GOAL:
Give only the number of lines in the listing below where the string "JSON" occurs.

--- Start RECORDS PROVIDED ---

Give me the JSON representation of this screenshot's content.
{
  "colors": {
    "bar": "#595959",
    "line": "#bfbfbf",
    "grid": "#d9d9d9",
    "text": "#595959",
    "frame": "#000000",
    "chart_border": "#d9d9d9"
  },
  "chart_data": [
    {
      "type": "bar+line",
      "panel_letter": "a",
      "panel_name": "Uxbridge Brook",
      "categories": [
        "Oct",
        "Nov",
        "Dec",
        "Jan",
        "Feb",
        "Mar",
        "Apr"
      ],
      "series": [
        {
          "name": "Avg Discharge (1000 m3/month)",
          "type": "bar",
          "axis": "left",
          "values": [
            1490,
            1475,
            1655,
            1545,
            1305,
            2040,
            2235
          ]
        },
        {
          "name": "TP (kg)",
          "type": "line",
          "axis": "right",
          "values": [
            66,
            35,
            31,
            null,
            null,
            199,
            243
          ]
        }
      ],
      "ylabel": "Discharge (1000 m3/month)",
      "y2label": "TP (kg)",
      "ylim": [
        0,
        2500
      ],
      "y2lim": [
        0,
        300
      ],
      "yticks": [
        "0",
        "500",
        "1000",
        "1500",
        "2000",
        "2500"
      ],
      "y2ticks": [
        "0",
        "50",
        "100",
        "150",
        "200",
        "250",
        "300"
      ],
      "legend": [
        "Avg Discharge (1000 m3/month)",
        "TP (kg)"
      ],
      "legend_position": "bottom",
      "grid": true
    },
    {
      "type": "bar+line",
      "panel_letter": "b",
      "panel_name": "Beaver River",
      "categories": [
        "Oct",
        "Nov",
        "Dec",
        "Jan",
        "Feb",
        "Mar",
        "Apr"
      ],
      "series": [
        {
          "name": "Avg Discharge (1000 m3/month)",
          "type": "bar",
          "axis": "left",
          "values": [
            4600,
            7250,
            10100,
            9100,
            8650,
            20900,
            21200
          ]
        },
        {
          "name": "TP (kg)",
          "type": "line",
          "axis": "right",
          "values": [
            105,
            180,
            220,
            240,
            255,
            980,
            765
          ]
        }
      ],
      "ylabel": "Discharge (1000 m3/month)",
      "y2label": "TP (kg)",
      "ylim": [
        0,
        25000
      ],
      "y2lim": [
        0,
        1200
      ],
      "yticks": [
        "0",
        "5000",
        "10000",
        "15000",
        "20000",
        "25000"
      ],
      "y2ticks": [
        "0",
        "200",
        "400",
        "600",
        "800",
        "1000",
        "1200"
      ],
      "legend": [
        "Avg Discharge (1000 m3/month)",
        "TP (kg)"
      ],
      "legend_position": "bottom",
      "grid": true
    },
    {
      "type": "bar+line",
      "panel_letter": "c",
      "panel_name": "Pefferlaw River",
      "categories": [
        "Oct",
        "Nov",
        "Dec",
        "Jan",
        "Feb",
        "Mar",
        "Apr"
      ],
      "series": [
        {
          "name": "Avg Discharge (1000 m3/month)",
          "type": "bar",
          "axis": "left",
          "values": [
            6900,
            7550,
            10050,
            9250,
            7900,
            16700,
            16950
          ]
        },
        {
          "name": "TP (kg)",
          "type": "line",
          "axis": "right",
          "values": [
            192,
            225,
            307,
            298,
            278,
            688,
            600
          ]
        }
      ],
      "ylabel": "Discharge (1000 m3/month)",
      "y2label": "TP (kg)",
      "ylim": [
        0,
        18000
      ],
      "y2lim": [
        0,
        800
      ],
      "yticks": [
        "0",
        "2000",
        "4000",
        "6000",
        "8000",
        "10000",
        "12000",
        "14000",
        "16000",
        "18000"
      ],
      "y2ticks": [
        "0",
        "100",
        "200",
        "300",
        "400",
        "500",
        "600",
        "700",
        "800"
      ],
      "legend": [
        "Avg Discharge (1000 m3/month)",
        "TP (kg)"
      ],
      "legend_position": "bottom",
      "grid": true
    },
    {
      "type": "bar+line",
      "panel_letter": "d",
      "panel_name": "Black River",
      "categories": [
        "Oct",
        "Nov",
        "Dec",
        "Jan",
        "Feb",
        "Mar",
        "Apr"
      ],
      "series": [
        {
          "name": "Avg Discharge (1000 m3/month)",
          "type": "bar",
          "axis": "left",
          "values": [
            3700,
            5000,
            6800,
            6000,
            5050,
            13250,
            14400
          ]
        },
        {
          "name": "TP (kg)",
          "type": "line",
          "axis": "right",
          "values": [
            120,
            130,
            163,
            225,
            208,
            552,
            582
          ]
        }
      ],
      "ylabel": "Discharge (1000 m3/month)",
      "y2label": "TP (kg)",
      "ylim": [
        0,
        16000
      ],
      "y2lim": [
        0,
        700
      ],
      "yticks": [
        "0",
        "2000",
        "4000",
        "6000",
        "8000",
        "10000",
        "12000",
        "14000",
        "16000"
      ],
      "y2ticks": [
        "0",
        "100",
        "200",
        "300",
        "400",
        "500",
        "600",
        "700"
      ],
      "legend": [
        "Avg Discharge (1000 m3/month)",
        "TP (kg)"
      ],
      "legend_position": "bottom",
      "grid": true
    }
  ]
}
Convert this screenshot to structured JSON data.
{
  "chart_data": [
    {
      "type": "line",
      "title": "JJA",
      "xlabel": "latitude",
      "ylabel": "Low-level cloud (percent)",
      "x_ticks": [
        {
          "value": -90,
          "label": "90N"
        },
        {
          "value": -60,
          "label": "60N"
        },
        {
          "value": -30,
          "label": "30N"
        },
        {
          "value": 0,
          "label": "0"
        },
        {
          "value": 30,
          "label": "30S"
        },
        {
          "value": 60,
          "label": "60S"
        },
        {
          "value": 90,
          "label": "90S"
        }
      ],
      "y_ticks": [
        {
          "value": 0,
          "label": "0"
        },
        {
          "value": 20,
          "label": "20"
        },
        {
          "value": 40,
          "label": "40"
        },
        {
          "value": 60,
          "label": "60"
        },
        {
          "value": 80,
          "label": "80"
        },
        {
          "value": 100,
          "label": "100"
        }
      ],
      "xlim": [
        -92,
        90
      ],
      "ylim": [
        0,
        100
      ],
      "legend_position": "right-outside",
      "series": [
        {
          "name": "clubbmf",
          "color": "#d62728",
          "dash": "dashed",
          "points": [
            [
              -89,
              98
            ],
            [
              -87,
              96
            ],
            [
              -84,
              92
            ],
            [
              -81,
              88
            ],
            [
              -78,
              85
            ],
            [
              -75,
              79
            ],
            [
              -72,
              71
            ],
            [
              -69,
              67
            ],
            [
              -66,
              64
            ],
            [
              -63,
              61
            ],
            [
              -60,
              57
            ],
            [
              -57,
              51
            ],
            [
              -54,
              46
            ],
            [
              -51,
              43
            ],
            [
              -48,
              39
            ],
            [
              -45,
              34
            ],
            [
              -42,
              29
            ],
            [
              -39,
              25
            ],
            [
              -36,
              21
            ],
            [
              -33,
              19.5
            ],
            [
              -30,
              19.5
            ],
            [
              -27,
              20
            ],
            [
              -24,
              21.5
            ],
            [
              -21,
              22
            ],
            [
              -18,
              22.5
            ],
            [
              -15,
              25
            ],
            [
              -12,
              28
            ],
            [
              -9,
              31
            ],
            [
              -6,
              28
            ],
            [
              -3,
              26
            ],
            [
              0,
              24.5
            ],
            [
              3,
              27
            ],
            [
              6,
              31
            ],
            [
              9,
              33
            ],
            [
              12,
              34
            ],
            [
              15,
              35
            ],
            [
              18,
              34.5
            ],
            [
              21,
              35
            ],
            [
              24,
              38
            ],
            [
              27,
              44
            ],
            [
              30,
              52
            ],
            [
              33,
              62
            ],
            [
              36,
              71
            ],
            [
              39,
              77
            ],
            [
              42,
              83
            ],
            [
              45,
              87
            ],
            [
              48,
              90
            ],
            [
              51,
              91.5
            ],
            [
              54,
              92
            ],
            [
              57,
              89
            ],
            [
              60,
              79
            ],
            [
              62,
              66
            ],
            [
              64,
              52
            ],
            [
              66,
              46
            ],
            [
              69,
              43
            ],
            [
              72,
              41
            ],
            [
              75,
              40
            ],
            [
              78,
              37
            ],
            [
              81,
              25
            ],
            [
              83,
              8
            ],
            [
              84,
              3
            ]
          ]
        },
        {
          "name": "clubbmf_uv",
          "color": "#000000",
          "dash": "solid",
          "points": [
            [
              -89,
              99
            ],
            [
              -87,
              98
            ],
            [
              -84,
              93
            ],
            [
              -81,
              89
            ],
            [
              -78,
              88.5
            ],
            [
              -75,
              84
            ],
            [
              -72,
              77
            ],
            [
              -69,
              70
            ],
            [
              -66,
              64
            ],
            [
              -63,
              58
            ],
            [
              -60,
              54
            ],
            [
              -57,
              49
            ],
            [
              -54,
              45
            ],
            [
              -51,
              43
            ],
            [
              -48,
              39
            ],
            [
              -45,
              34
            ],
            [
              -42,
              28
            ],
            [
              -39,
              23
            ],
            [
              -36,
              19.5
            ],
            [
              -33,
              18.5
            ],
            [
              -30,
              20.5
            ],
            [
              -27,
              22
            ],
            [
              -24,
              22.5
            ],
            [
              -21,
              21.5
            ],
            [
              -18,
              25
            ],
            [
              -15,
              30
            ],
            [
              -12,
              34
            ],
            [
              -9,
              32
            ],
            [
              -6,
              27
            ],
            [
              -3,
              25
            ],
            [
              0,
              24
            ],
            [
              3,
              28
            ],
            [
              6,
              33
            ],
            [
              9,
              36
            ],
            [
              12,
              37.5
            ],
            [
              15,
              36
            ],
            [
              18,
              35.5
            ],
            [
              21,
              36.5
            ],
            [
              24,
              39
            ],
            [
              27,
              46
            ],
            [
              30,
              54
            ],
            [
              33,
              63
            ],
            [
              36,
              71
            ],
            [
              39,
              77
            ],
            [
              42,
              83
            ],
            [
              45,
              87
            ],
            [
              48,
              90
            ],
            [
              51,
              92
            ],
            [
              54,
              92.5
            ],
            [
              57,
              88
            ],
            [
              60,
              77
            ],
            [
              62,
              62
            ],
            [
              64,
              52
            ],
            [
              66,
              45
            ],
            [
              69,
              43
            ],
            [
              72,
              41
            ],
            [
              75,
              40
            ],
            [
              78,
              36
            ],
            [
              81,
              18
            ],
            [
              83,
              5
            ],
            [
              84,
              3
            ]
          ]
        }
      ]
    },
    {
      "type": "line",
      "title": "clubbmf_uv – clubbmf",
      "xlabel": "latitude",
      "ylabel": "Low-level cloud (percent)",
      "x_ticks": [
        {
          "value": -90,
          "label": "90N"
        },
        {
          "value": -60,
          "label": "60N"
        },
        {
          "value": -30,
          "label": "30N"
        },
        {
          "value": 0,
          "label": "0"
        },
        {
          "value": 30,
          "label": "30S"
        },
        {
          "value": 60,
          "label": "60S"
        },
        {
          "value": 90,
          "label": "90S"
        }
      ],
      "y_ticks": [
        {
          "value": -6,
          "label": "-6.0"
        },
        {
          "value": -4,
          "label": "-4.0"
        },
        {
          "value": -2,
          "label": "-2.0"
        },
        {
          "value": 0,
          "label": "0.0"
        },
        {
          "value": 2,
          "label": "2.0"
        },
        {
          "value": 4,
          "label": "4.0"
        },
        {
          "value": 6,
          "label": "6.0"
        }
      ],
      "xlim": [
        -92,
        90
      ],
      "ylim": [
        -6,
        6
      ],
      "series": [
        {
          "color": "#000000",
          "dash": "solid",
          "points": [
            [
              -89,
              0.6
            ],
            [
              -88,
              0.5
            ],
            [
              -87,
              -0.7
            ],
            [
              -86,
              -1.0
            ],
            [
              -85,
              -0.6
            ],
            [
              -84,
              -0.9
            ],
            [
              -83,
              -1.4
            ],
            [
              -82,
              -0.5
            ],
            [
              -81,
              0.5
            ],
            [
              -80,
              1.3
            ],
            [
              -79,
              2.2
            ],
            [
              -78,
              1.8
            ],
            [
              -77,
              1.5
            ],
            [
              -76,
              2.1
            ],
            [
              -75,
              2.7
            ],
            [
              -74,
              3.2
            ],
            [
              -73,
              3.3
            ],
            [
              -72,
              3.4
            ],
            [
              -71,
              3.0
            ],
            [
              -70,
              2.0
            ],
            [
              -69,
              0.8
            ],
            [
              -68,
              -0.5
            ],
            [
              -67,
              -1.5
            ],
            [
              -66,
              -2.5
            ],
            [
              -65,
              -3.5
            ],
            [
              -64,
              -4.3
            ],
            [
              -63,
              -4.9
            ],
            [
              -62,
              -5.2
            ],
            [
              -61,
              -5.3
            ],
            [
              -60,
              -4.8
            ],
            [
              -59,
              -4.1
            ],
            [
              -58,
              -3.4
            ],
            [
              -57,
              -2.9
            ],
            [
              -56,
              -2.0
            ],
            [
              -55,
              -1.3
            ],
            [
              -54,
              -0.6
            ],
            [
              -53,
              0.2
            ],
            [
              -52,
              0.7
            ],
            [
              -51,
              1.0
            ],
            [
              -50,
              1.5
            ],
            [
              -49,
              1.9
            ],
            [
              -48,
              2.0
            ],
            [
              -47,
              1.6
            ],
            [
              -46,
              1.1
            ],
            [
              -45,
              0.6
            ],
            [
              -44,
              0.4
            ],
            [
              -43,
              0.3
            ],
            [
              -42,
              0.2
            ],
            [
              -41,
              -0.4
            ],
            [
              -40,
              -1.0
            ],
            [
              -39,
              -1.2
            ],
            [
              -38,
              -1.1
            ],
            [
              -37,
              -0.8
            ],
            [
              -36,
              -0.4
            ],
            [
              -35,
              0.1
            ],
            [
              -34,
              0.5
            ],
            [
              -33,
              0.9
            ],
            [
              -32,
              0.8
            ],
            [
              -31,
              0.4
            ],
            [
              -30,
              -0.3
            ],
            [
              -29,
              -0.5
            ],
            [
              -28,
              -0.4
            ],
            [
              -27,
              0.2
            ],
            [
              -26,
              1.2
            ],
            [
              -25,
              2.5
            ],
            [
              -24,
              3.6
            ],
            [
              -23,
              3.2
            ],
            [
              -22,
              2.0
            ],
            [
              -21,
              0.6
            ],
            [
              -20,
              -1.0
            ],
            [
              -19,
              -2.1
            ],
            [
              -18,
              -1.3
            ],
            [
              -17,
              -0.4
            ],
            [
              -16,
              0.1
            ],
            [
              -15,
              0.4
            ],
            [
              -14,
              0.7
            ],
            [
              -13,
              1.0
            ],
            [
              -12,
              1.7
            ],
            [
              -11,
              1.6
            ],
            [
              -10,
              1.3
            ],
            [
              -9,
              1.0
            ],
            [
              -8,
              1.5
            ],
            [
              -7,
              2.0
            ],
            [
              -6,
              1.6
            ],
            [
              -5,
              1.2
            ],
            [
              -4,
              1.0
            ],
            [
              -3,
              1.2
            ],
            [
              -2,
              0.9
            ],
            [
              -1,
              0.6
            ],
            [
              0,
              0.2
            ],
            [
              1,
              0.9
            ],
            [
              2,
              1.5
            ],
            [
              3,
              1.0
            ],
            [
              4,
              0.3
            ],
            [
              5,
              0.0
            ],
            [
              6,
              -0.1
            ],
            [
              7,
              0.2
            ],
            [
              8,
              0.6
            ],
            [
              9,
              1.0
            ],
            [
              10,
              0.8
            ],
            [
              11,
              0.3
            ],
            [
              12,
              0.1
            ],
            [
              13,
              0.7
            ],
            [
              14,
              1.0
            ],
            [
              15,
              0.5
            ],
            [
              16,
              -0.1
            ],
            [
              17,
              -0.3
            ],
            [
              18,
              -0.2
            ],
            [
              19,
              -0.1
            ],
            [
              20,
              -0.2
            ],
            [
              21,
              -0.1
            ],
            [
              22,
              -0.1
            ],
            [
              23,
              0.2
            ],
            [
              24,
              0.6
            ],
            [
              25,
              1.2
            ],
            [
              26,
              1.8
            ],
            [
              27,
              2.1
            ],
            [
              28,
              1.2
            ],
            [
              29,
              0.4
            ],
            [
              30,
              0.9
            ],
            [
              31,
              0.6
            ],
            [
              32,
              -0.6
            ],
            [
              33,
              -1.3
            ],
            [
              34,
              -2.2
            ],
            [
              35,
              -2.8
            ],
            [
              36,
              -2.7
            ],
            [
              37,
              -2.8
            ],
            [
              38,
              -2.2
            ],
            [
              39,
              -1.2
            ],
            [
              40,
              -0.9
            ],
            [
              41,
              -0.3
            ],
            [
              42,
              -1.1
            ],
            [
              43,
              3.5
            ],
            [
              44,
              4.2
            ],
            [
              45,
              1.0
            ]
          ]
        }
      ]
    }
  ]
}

--- End RECORDS PROVIDED ---

RESPONSE:
2